** Start DATA TO USE **

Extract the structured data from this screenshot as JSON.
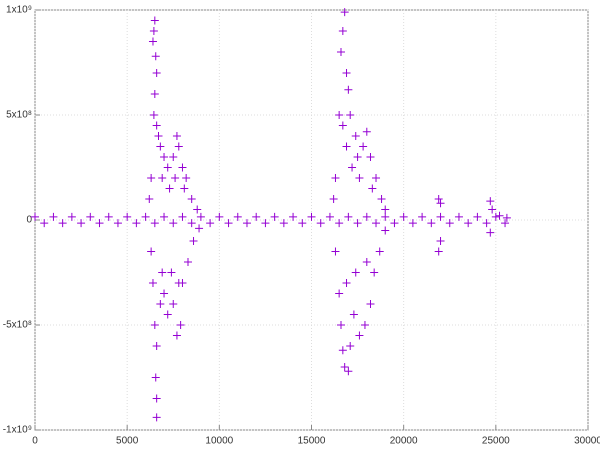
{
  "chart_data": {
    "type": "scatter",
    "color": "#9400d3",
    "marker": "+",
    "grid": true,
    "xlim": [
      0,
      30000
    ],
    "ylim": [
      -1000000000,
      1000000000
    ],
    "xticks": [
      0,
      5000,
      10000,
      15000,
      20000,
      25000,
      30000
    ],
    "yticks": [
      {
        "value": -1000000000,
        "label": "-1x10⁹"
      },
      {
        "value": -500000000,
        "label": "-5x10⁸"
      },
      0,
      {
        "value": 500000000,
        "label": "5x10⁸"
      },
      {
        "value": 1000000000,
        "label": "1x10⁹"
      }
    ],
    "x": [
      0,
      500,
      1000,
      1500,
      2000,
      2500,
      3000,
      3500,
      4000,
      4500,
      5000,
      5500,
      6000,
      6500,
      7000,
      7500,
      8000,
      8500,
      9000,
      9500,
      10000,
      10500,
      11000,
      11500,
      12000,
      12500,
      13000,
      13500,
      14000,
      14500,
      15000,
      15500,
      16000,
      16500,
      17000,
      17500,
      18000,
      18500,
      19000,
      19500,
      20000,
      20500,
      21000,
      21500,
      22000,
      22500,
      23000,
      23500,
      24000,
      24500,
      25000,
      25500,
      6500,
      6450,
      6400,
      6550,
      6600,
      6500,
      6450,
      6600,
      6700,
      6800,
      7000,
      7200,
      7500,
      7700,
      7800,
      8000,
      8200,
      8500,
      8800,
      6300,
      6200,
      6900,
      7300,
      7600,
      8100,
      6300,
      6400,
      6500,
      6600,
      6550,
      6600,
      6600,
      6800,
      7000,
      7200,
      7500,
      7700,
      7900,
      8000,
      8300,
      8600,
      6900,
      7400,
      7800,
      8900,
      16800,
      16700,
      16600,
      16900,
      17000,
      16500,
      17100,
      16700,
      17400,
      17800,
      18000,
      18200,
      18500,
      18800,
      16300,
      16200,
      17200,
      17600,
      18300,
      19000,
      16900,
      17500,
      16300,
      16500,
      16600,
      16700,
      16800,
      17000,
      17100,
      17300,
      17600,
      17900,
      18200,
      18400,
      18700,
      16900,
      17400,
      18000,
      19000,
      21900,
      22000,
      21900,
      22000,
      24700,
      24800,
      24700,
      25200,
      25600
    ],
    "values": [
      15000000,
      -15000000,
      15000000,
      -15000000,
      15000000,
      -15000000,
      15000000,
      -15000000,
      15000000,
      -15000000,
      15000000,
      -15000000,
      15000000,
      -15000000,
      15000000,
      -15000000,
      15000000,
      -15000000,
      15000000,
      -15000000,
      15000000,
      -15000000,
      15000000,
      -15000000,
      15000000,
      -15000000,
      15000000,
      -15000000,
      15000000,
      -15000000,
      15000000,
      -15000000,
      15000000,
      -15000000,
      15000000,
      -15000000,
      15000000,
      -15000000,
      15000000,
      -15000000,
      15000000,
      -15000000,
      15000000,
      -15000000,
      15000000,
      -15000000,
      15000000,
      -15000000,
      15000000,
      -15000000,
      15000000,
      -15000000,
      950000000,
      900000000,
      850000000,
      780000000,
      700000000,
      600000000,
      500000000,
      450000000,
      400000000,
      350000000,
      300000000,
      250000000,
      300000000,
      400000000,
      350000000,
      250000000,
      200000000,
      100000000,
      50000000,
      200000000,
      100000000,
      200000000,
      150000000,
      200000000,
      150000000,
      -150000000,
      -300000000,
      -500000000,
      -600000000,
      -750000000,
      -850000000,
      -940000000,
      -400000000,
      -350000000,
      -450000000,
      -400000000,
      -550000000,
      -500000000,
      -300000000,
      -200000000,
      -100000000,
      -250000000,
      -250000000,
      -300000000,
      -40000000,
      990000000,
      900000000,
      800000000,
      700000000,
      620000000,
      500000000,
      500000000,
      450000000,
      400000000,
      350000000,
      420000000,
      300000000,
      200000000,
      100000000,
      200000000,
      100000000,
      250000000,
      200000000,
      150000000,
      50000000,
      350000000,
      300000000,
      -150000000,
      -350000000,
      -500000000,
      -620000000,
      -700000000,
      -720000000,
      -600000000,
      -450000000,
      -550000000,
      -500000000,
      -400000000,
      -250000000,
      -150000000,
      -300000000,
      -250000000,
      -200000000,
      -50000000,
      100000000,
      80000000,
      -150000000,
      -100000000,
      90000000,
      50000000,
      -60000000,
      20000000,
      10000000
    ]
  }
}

** End DATA TO USE **

▸ CHALLENGE
Leave out the pictures and print every line of the data exactly.

▸ CORRECT ANSWER
Extract the structured data from this screenshot as JSON.
{
  "chart_data": {
    "type": "scatter",
    "color": "#9400d3",
    "marker": "+",
    "grid": true,
    "xlim": [
      0,
      30000
    ],
    "ylim": [
      -1000000000,
      1000000000
    ],
    "xticks": [
      0,
      5000,
      10000,
      15000,
      20000,
      25000,
      30000
    ],
    "yticks": [
      {
        "value": -1000000000,
        "label": "-1x10⁹"
      },
      {
        "value": -500000000,
        "label": "-5x10⁸"
      },
      0,
      {
        "value": 500000000,
        "label": "5x10⁸"
      },
      {
        "value": 1000000000,
        "label": "1x10⁹"
      }
    ],
    "x": [
      0,
      500,
      1000,
      1500,
      2000,
      2500,
      3000,
      3500,
      4000,
      4500,
      5000,
      5500,
      6000,
      6500,
      7000,
      7500,
      8000,
      8500,
      9000,
      9500,
      10000,
      10500,
      11000,
      11500,
      12000,
      12500,
      13000,
      13500,
      14000,
      14500,
      15000,
      15500,
      16000,
      16500,
      17000,
      17500,
      18000,
      18500,
      19000,
      19500,
      20000,
      20500,
      21000,
      21500,
      22000,
      22500,
      23000,
      23500,
      24000,
      24500,
      25000,
      25500,
      6500,
      6450,
      6400,
      6550,
      6600,
      6500,
      6450,
      6600,
      6700,
      6800,
      7000,
      7200,
      7500,
      7700,
      7800,
      8000,
      8200,
      8500,
      8800,
      6300,
      6200,
      6900,
      7300,
      7600,
      8100,
      6300,
      6400,
      6500,
      6600,
      6550,
      6600,
      6600,
      6800,
      7000,
      7200,
      7500,
      7700,
      7900,
      8000,
      8300,
      8600,
      6900,
      7400,
      7800,
      8900,
      16800,
      16700,
      16600,
      16900,
      17000,
      16500,
      17100,
      16700,
      17400,
      17800,
      18000,
      18200,
      18500,
      18800,
      16300,
      16200,
      17200,
      17600,
      18300,
      19000,
      16900,
      17500,
      16300,
      16500,
      16600,
      16700,
      16800,
      17000,
      17100,
      17300,
      17600,
      17900,
      18200,
      18400,
      18700,
      16900,
      17400,
      18000,
      19000,
      21900,
      22000,
      21900,
      22000,
      24700,
      24800,
      24700,
      25200,
      25600
    ],
    "values": [
      15000000,
      -15000000,
      15000000,
      -15000000,
      15000000,
      -15000000,
      15000000,
      -15000000,
      15000000,
      -15000000,
      15000000,
      -15000000,
      15000000,
      -15000000,
      15000000,
      -15000000,
      15000000,
      -15000000,
      15000000,
      -15000000,
      15000000,
      -15000000,
      15000000,
      -15000000,
      15000000,
      -15000000,
      15000000,
      -15000000,
      15000000,
      -15000000,
      15000000,
      -15000000,
      15000000,
      -15000000,
      15000000,
      -15000000,
      15000000,
      -15000000,
      15000000,
      -15000000,
      15000000,
      -15000000,
      15000000,
      -15000000,
      15000000,
      -15000000,
      15000000,
      -15000000,
      15000000,
      -15000000,
      15000000,
      -15000000,
      950000000,
      900000000,
      850000000,
      780000000,
      700000000,
      600000000,
      500000000,
      450000000,
      400000000,
      350000000,
      300000000,
      250000000,
      300000000,
      400000000,
      350000000,
      250000000,
      200000000,
      100000000,
      50000000,
      200000000,
      100000000,
      200000000,
      150000000,
      200000000,
      150000000,
      -150000000,
      -300000000,
      -500000000,
      -600000000,
      -750000000,
      -850000000,
      -940000000,
      -400000000,
      -350000000,
      -450000000,
      -400000000,
      -550000000,
      -500000000,
      -300000000,
      -200000000,
      -100000000,
      -250000000,
      -250000000,
      -300000000,
      -40000000,
      990000000,
      900000000,
      800000000,
      700000000,
      620000000,
      500000000,
      500000000,
      450000000,
      400000000,
      350000000,
      420000000,
      300000000,
      200000000,
      100000000,
      200000000,
      100000000,
      250000000,
      200000000,
      150000000,
      50000000,
      350000000,
      300000000,
      -150000000,
      -350000000,
      -500000000,
      -620000000,
      -700000000,
      -720000000,
      -600000000,
      -450000000,
      -550000000,
      -500000000,
      -400000000,
      -250000000,
      -150000000,
      -300000000,
      -250000000,
      -200000000,
      -50000000,
      100000000,
      80000000,
      -150000000,
      -100000000,
      90000000,
      50000000,
      -60000000,
      20000000,
      10000000
    ]
  }
}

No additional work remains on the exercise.